• _AIM_
Go through the listing below and gather every line with the word "objects".

• _INPUT MATERIAL_
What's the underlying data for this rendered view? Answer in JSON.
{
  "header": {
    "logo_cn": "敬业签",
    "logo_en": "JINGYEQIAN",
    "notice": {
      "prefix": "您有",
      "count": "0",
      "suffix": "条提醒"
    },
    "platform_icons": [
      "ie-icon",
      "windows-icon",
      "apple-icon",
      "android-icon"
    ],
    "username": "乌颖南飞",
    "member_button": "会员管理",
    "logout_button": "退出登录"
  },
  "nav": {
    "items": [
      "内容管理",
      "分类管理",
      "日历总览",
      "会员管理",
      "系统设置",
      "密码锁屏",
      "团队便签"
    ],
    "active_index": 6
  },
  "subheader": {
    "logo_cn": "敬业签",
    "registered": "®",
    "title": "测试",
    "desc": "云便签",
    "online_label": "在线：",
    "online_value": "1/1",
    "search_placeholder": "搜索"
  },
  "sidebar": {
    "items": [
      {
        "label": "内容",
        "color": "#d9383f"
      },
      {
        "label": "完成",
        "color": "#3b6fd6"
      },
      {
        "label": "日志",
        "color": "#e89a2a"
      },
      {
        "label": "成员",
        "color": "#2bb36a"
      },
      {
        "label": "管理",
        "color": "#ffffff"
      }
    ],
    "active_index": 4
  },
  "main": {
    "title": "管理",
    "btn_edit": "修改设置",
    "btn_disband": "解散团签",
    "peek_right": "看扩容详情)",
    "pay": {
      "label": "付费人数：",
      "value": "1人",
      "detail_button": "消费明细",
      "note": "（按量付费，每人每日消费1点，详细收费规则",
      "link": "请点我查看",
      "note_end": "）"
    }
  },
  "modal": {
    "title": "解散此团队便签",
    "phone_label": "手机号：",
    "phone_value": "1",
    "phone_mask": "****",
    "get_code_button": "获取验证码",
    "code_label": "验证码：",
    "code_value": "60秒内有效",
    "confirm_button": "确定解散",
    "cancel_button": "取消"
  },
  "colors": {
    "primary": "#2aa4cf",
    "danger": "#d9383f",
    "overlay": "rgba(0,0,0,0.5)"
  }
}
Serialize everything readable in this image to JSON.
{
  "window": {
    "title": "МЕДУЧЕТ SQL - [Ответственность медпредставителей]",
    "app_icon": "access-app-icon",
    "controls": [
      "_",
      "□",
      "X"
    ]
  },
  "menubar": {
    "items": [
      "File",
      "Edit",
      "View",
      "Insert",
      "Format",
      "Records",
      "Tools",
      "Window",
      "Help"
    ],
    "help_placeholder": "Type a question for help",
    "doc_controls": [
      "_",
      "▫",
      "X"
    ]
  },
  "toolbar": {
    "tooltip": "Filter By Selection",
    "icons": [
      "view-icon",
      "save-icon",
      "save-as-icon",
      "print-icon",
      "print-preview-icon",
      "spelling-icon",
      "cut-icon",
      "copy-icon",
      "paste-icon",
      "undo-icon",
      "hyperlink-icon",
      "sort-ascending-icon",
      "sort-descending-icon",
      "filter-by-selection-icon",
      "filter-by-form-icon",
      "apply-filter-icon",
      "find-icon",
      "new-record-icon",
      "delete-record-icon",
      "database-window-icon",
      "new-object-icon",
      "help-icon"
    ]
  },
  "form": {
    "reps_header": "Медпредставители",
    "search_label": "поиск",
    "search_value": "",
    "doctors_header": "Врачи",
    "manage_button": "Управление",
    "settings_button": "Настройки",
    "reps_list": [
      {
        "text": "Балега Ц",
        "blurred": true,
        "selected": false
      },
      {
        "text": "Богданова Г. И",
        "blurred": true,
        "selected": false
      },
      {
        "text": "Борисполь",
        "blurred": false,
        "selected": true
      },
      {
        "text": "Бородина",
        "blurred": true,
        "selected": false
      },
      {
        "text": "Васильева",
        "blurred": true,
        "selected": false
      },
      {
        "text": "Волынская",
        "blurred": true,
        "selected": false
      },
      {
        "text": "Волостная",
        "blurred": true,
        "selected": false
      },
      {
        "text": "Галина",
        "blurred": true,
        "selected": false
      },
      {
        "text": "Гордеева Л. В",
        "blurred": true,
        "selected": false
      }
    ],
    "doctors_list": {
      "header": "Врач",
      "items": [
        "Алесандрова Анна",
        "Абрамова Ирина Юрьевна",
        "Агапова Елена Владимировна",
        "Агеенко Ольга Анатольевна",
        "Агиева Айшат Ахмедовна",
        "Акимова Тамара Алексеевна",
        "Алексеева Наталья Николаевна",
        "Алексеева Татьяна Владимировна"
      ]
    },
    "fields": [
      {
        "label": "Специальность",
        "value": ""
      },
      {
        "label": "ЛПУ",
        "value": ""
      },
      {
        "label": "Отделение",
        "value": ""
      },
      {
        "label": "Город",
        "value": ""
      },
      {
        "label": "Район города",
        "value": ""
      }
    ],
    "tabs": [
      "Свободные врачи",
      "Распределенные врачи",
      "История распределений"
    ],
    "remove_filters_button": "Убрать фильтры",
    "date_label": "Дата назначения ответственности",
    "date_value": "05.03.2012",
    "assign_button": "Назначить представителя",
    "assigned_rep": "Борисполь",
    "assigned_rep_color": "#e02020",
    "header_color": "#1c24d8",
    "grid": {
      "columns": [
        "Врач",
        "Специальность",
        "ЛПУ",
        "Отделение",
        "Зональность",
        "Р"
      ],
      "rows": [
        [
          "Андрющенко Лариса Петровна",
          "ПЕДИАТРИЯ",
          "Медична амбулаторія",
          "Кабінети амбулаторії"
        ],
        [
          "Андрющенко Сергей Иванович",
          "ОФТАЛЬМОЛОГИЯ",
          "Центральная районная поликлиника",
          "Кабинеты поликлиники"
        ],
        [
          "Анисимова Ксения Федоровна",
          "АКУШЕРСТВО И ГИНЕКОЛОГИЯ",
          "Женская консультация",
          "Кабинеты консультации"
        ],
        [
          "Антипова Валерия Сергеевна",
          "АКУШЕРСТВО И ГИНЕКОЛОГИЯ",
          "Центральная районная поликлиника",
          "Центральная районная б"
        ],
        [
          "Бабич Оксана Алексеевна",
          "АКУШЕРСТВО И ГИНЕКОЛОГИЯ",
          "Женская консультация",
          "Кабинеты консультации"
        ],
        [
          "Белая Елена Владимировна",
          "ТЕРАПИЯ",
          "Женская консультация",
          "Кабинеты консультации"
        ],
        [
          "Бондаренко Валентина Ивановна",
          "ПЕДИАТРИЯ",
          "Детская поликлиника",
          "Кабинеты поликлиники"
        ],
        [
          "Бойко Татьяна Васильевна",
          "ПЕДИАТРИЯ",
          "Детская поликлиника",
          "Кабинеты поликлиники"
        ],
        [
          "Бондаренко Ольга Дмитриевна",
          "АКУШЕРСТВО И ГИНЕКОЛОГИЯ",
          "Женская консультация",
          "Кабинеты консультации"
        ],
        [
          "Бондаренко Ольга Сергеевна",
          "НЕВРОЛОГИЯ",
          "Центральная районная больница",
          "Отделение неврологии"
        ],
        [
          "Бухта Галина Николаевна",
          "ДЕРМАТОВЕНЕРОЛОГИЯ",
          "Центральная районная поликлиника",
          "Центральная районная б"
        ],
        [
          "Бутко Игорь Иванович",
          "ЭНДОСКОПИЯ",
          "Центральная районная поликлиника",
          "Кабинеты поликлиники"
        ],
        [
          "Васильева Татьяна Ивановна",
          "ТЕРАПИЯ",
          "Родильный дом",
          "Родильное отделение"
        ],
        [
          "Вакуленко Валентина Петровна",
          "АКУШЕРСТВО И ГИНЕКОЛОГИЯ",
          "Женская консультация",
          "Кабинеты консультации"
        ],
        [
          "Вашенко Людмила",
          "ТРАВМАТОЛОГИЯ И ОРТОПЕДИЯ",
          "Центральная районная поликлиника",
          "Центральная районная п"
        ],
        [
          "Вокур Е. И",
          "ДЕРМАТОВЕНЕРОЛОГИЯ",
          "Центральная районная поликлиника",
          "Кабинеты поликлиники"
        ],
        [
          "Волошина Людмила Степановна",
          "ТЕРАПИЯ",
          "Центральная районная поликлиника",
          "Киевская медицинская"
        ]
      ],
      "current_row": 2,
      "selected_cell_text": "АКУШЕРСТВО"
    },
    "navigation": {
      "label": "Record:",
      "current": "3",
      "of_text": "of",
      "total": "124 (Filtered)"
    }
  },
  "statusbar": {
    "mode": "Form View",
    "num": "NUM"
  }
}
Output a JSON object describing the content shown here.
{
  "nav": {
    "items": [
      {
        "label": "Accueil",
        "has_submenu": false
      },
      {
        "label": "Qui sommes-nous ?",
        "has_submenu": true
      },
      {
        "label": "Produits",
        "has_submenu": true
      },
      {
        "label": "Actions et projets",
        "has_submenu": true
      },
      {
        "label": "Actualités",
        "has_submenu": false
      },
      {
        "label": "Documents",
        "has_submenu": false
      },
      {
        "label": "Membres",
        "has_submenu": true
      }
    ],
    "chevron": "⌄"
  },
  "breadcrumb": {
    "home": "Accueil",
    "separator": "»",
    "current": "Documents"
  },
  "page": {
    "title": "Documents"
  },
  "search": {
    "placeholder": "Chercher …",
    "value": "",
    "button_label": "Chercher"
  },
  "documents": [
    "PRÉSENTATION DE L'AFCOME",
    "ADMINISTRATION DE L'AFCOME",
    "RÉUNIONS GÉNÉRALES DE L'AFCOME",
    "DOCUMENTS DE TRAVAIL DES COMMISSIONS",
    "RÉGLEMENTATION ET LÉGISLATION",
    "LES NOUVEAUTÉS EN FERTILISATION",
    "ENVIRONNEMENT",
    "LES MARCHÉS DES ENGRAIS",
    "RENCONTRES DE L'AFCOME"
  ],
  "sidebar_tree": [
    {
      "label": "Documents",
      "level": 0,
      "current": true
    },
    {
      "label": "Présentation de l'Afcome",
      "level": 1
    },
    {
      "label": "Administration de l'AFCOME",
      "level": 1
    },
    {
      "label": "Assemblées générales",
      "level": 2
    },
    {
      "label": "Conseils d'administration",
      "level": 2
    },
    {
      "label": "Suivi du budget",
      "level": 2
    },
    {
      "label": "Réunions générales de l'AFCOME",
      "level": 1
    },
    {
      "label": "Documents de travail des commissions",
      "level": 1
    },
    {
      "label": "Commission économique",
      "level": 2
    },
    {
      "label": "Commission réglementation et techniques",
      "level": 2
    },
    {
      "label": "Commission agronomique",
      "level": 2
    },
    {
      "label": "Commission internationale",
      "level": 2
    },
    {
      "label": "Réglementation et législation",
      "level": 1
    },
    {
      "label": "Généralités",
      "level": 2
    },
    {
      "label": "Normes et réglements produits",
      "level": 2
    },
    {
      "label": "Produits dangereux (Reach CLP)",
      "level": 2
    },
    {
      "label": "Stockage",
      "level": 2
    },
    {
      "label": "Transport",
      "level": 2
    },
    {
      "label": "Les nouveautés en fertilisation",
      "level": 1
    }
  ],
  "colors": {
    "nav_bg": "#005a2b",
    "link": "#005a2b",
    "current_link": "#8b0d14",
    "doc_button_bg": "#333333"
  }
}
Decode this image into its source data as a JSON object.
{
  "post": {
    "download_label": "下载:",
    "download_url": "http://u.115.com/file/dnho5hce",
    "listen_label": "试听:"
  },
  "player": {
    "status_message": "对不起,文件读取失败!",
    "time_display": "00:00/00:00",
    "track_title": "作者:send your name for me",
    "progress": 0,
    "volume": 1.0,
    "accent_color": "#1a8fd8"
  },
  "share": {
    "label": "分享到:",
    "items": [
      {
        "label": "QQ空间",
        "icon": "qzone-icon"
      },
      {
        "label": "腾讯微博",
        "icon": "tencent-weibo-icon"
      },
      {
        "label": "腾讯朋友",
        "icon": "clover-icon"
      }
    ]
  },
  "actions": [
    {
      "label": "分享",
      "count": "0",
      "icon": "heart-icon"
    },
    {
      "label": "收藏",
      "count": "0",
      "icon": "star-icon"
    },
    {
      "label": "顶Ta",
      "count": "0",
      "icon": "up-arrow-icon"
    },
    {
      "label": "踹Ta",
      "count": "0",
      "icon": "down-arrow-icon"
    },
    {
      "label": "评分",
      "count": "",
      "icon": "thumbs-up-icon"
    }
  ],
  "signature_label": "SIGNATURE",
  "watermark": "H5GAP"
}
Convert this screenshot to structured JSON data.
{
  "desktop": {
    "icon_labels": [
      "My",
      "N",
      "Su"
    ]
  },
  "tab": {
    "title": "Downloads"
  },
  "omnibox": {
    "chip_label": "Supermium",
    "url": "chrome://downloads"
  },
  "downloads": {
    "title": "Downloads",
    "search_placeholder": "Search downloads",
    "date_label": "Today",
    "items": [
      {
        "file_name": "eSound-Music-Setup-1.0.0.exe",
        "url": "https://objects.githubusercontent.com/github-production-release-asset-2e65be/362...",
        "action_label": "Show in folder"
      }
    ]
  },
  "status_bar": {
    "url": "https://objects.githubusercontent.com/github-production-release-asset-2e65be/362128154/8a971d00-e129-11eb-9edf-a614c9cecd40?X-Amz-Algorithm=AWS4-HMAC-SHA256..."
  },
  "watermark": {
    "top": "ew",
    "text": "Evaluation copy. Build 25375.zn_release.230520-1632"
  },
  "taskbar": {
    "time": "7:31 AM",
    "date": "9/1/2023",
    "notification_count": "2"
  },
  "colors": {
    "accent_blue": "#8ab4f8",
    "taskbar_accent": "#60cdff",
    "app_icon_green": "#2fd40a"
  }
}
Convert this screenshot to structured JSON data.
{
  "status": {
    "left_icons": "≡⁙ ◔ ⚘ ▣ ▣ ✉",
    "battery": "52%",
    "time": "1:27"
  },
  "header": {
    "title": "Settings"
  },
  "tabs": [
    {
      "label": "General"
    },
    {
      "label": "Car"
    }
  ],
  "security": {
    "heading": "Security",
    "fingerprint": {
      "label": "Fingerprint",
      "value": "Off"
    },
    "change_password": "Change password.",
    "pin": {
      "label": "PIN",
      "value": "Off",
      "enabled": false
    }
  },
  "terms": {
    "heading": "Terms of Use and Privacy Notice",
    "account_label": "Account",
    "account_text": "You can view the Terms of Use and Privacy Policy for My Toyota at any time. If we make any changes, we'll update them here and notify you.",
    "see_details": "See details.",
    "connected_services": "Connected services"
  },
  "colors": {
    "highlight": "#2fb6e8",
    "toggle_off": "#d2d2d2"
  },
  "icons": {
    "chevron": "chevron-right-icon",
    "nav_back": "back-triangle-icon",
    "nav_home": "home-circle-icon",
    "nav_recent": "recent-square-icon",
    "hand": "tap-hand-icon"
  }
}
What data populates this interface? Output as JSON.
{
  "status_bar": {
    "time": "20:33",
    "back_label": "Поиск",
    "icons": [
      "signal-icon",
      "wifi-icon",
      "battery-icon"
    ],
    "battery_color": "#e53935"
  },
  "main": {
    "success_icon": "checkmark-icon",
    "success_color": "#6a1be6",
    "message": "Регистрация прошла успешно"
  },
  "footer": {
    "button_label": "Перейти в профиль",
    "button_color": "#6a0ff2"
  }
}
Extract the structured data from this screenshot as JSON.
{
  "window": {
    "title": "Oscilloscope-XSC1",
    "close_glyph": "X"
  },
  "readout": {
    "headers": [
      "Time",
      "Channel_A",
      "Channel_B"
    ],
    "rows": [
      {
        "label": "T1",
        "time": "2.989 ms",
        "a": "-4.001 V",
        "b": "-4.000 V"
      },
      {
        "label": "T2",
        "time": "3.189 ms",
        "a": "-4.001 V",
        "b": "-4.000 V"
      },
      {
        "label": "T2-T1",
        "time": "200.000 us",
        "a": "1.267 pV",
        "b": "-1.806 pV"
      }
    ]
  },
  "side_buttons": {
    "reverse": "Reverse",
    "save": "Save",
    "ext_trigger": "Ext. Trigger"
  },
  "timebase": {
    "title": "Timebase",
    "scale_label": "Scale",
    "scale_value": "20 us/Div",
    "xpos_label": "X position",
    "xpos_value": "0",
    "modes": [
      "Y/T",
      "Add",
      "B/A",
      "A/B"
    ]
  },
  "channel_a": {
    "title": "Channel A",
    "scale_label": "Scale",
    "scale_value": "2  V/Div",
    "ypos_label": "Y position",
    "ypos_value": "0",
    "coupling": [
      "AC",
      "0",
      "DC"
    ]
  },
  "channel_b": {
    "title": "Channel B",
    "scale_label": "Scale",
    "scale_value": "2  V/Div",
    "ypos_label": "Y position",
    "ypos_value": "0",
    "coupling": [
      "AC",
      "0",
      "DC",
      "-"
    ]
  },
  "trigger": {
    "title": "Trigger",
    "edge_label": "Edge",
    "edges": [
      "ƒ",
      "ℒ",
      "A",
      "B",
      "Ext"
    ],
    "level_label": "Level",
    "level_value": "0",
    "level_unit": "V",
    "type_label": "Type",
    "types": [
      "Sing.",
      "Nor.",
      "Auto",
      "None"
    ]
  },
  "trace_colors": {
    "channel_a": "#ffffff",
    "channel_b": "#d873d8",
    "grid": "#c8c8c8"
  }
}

• _EXERCISE OUTPUT_
        "url": "https://objects.githubusercontent.com/github-production-release-asset-2e65be/362...",
    "url": "https://objects.githubusercontent.com/github-production-release-asset-2e65be/362128154/8a971d00-e129-11eb-9edf-a614c9cecd40?X-Amz-Algorithm=AWS4-HMAC-SHA256..."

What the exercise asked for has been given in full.